## START EXTRACTED DATA

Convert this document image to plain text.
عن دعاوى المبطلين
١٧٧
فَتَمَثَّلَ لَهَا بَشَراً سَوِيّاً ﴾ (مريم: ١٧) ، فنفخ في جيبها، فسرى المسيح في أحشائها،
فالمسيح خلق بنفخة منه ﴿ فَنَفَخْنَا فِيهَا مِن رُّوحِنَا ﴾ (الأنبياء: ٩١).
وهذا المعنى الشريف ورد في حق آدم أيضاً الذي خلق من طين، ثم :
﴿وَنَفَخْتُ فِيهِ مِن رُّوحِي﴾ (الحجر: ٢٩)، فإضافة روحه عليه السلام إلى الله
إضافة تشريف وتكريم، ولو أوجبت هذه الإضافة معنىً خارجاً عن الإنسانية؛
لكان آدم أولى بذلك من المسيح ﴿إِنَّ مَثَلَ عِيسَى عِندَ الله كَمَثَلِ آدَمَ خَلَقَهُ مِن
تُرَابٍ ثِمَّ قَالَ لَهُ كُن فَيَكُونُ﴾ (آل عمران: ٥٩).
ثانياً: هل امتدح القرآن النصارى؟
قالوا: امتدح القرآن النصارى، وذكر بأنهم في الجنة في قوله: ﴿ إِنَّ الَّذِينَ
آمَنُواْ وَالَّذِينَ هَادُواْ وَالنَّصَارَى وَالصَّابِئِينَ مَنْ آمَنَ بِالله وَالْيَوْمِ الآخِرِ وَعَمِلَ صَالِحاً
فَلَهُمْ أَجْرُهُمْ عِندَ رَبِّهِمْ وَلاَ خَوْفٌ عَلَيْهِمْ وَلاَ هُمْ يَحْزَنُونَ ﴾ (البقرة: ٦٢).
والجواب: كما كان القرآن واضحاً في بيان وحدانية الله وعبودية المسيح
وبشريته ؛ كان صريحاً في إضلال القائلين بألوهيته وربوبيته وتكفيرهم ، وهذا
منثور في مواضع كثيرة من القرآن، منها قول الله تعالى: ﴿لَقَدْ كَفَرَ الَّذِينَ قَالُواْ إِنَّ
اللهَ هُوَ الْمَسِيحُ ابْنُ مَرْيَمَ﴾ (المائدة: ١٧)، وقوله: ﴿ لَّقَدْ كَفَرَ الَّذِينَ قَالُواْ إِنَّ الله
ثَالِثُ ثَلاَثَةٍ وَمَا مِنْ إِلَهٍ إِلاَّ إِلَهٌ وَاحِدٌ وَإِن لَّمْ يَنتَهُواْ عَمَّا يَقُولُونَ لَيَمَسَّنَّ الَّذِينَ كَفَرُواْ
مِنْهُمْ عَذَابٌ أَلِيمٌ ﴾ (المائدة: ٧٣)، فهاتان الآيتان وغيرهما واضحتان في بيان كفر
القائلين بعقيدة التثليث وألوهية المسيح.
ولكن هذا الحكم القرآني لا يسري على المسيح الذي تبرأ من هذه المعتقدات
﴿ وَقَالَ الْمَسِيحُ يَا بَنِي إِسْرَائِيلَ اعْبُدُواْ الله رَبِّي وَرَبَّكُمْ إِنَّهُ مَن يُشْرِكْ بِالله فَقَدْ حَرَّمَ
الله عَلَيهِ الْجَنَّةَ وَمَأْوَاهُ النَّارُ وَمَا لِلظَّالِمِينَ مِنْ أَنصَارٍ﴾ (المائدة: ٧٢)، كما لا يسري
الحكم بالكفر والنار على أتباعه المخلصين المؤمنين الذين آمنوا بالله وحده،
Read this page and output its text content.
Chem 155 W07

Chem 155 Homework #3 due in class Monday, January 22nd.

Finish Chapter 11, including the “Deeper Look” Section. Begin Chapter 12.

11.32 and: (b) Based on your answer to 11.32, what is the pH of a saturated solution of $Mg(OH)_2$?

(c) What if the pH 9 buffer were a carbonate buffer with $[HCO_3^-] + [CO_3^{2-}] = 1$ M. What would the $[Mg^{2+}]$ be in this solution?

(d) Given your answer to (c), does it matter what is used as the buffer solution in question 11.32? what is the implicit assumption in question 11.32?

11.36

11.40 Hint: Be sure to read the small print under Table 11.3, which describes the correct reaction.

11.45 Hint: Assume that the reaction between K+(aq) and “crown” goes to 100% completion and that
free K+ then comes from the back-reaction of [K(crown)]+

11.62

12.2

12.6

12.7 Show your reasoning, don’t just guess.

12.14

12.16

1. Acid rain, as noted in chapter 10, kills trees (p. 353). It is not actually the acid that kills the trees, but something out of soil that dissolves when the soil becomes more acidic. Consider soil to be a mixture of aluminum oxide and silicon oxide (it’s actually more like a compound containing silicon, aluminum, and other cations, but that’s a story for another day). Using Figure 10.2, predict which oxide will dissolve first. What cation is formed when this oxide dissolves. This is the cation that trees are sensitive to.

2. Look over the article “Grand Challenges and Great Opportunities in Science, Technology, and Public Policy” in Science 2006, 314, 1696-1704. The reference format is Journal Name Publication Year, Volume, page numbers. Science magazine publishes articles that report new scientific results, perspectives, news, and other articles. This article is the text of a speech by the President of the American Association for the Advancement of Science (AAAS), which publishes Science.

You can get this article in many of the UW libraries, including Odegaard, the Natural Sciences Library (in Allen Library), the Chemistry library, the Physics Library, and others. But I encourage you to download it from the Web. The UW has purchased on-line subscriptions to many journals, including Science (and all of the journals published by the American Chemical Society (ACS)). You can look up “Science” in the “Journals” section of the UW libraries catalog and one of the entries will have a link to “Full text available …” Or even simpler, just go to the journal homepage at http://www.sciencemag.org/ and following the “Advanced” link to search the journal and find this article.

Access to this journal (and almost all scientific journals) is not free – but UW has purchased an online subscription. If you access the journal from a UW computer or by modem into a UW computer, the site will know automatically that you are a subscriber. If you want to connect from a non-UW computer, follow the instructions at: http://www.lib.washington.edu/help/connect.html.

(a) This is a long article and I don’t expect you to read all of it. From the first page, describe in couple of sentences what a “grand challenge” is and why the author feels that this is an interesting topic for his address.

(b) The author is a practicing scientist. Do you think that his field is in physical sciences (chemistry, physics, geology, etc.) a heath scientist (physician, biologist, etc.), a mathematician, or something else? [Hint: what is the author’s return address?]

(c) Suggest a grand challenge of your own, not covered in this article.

## END EXTRACTED DATA

**STATED EXERCISE**
Write out every entry again exactly, please, with nothing missing.

**ANSWER TO THIS PROBLEM**
Convert this document image to plain text.
عن دعاوى المبطلين
١٧٧
فَتَمَثَّلَ لَهَا بَشَراً سَوِيّاً ﴾ (مريم: ١٧) ، فنفخ في جيبها، فسرى المسيح في أحشائها،
فالمسيح خلق بنفخة منه ﴿ فَنَفَخْنَا فِيهَا مِن رُّوحِنَا ﴾ (الأنبياء: ٩١).
وهذا المعنى الشريف ورد في حق آدم أيضاً الذي خلق من طين، ثم :
﴿وَنَفَخْتُ فِيهِ مِن رُّوحِي﴾ (الحجر: ٢٩)، فإضافة روحه عليه السلام إلى الله
إضافة تشريف وتكريم، ولو أوجبت هذه الإضافة معنىً خارجاً عن الإنسانية؛
لكان آدم أولى بذلك من المسيح ﴿إِنَّ مَثَلَ عِيسَى عِندَ الله كَمَثَلِ آدَمَ خَلَقَهُ مِن
تُرَابٍ ثِمَّ قَالَ لَهُ كُن فَيَكُونُ﴾ (آل عمران: ٥٩).
ثانياً: هل امتدح القرآن النصارى؟
قالوا: امتدح القرآن النصارى، وذكر بأنهم في الجنة في قوله: ﴿ إِنَّ الَّذِينَ
آمَنُواْ وَالَّذِينَ هَادُواْ وَالنَّصَارَى وَالصَّابِئِينَ مَنْ آمَنَ بِالله وَالْيَوْمِ الآخِرِ وَعَمِلَ صَالِحاً
فَلَهُمْ أَجْرُهُمْ عِندَ رَبِّهِمْ وَلاَ خَوْفٌ عَلَيْهِمْ وَلاَ هُمْ يَحْزَنُونَ ﴾ (البقرة: ٦٢).
والجواب: كما كان القرآن واضحاً في بيان وحدانية الله وعبودية المسيح
وبشريته ؛ كان صريحاً في إضلال القائلين بألوهيته وربوبيته وتكفيرهم ، وهذا
منثور في مواضع كثيرة من القرآن، منها قول الله تعالى: ﴿لَقَدْ كَفَرَ الَّذِينَ قَالُواْ إِنَّ
اللهَ هُوَ الْمَسِيحُ ابْنُ مَرْيَمَ﴾ (المائدة: ١٧)، وقوله: ﴿ لَّقَدْ كَفَرَ الَّذِينَ قَالُواْ إِنَّ الله
ثَالِثُ ثَلاَثَةٍ وَمَا مِنْ إِلَهٍ إِلاَّ إِلَهٌ وَاحِدٌ وَإِن لَّمْ يَنتَهُواْ عَمَّا يَقُولُونَ لَيَمَسَّنَّ الَّذِينَ كَفَرُواْ
مِنْهُمْ عَذَابٌ أَلِيمٌ ﴾ (المائدة: ٧٣)، فهاتان الآيتان وغيرهما واضحتان في بيان كفر
القائلين بعقيدة التثليث وألوهية المسيح.
ولكن هذا الحكم القرآني لا يسري على المسيح الذي تبرأ من هذه المعتقدات
﴿ وَقَالَ الْمَسِيحُ يَا بَنِي إِسْرَائِيلَ اعْبُدُواْ الله رَبِّي وَرَبَّكُمْ إِنَّهُ مَن يُشْرِكْ بِالله فَقَدْ حَرَّمَ
الله عَلَيهِ الْجَنَّةَ وَمَأْوَاهُ النَّارُ وَمَا لِلظَّالِمِينَ مِنْ أَنصَارٍ﴾ (المائدة: ٧٢)، كما لا يسري
الحكم بالكفر والنار على أتباعه المخلصين المؤمنين الذين آمنوا بالله وحده،
Read this page and output its text content.
Chem 155 W07

Chem 155 Homework #3 due in class Monday, January 22nd.

Finish Chapter 11, including the “Deeper Look” Section. Begin Chapter 12.

11.32 and: (b) Based on your answer to 11.32, what is the pH of a saturated solution of $Mg(OH)_2$?

(c) What if the pH 9 buffer were a carbonate buffer with $[HCO_3^-] + [CO_3^{2-}] = 1$ M. What would the $[Mg^{2+}]$ be in this solution?

(d) Given your answer to (c), does it matter what is used as the buffer solution in question 11.32? what is the implicit assumption in question 11.32?

11.36

11.40 Hint: Be sure to read the small print under Table 11.3, which describes the correct reaction.

11.45 Hint: Assume that the reaction between K+(aq) and “crown” goes to 100% completion and that
free K+ then comes from the back-reaction of [K(crown)]+

11.62

12.2

12.6

12.7 Show your reasoning, don’t just guess.

12.14

12.16

1. Acid rain, as noted in chapter 10, kills trees (p. 353). It is not actually the acid that kills the trees, but something out of soil that dissolves when the soil becomes more acidic. Consider soil to be a mixture of aluminum oxide and silicon oxide (it’s actually more like a compound containing silicon, aluminum, and other cations, but that’s a story for another day). Using Figure 10.2, predict which oxide will dissolve first. What cation is formed when this oxide dissolves. This is the cation that trees are sensitive to.

2. Look over the article “Grand Challenges and Great Opportunities in Science, Technology, and Public Policy” in Science 2006, 314, 1696-1704. The reference format is Journal Name Publication Year, Volume, page numbers. Science magazine publishes articles that report new scientific results, perspectives, news, and other articles. This article is the text of a speech by the President of the American Association for the Advancement of Science (AAAS), which publishes Science.

You can get this article in many of the UW libraries, including Odegaard, the Natural Sciences Library (in Allen Library), the Chemistry library, the Physics Library, and others. But I encourage you to download it from the Web. The UW has purchased on-line subscriptions to many journals, including Science (and all of the journals published by the American Chemical Society (ACS)). You can look up “Science” in the “Journals” section of the UW libraries catalog and one of the entries will have a link to “Full text available …” Or even simpler, just go to the journal homepage at http://www.sciencemag.org/ and following the “Advanced” link to search the journal and find this article.

Access to this journal (and almost all scientific journals) is not free – but UW has purchased an online subscription. If you access the journal from a UW computer or by modem into a UW computer, the site will know automatically that you are a subscriber. If you want to connect from a non-UW computer, follow the instructions at: http://www.lib.washington.edu/help/connect.html.

(a) This is a long article and I don’t expect you to read all of it. From the first page, describe in couple of sentences what a “grand challenge” is and why the author feels that this is an interesting topic for his address.

(b) The author is a practicing scientist. Do you think that his field is in physical sciences (chemistry, physics, geology, etc.) a heath scientist (physician, biologist, etc.), a mathematician, or something else? [Hint: what is the author’s return address?]

(c) Suggest a grand challenge of your own, not covered in this article.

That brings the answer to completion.